• INSTRUCTION:
Select every line below containing the word "tblIn".

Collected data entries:
......

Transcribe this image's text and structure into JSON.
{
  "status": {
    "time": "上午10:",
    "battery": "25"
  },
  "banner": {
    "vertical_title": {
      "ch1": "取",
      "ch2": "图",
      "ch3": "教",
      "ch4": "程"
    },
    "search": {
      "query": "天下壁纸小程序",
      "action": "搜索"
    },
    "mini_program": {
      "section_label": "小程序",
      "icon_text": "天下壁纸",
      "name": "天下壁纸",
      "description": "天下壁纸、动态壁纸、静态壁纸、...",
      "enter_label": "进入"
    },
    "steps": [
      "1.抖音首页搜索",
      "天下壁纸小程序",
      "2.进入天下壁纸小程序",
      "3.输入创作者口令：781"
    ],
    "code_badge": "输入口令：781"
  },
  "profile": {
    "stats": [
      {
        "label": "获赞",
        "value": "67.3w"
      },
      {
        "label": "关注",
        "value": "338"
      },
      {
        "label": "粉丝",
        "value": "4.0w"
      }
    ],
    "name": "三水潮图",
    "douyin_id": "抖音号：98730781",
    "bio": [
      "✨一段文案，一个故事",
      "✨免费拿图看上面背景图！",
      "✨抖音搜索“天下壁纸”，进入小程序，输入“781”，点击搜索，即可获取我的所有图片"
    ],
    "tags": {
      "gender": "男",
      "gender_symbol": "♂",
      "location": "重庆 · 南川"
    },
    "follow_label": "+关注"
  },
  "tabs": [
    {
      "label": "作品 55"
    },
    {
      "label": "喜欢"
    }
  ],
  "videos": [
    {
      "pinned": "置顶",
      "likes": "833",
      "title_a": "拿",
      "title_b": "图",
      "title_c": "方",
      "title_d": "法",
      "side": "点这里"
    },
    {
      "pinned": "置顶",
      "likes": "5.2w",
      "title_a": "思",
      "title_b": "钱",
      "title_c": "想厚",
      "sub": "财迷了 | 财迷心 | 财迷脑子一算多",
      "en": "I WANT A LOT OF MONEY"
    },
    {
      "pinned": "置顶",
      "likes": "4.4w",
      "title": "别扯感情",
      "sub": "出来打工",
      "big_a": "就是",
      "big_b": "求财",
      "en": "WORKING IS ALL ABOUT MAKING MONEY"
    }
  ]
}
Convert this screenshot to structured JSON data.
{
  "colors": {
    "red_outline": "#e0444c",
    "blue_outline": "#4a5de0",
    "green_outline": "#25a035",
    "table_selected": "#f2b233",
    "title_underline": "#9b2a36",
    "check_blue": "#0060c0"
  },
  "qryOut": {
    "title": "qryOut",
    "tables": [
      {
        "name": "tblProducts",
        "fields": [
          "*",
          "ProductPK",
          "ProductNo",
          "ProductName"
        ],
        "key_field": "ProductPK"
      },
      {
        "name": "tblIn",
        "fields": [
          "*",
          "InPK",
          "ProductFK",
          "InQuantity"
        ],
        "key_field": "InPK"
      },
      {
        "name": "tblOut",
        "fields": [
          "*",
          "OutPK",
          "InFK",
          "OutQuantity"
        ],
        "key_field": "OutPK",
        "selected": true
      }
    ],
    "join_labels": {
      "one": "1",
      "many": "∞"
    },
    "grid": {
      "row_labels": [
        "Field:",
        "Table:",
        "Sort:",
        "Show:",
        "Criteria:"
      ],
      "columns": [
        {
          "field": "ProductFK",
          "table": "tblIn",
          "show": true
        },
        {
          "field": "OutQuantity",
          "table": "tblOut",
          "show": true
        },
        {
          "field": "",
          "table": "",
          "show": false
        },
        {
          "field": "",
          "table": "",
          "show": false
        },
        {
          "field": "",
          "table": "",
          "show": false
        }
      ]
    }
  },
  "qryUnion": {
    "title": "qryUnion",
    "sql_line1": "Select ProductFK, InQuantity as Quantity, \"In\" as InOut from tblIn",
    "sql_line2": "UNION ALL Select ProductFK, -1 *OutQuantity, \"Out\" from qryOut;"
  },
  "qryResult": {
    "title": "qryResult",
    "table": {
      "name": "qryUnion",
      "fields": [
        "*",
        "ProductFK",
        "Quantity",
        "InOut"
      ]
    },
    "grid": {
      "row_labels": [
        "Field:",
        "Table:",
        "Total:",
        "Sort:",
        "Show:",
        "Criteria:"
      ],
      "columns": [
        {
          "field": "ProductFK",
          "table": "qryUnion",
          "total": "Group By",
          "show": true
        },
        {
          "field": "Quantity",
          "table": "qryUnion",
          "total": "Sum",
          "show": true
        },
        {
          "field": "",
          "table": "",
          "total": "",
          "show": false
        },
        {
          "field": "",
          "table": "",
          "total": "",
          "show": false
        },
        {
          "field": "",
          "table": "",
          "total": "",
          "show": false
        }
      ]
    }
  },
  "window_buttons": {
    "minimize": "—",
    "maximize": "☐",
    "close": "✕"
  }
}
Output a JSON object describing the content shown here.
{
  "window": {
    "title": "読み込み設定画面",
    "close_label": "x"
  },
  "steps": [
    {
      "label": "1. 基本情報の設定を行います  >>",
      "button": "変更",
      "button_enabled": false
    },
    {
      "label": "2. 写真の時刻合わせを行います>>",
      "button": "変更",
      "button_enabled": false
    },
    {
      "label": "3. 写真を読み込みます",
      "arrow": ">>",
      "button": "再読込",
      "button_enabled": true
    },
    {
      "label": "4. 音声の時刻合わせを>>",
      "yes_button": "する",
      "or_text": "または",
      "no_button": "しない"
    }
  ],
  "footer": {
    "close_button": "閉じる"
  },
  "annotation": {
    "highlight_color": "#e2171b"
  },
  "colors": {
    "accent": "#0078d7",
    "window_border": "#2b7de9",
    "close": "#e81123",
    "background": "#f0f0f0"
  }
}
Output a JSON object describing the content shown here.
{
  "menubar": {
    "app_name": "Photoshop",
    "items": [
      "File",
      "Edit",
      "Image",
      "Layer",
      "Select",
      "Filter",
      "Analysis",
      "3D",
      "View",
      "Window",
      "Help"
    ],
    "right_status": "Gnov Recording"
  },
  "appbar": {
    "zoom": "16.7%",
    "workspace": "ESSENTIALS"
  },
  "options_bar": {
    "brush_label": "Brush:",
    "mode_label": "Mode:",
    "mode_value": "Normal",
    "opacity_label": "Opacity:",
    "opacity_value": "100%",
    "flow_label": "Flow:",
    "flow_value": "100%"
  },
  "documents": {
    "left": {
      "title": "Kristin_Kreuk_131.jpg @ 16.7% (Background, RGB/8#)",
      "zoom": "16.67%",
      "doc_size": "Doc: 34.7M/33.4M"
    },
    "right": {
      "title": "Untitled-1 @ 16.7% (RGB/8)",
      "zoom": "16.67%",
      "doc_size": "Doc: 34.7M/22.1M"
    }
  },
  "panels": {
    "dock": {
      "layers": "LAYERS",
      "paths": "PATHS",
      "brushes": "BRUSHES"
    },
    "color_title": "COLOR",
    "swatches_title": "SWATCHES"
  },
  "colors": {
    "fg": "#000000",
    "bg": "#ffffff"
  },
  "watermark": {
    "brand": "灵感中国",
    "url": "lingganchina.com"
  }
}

......

• FINISHED ANSWER:
        "name": "tblIn",
          "table": "tblIn",
    "sql_line1": "Select ProductFK, InQuantity as Quantity, \"In\" as InOut from tblIn",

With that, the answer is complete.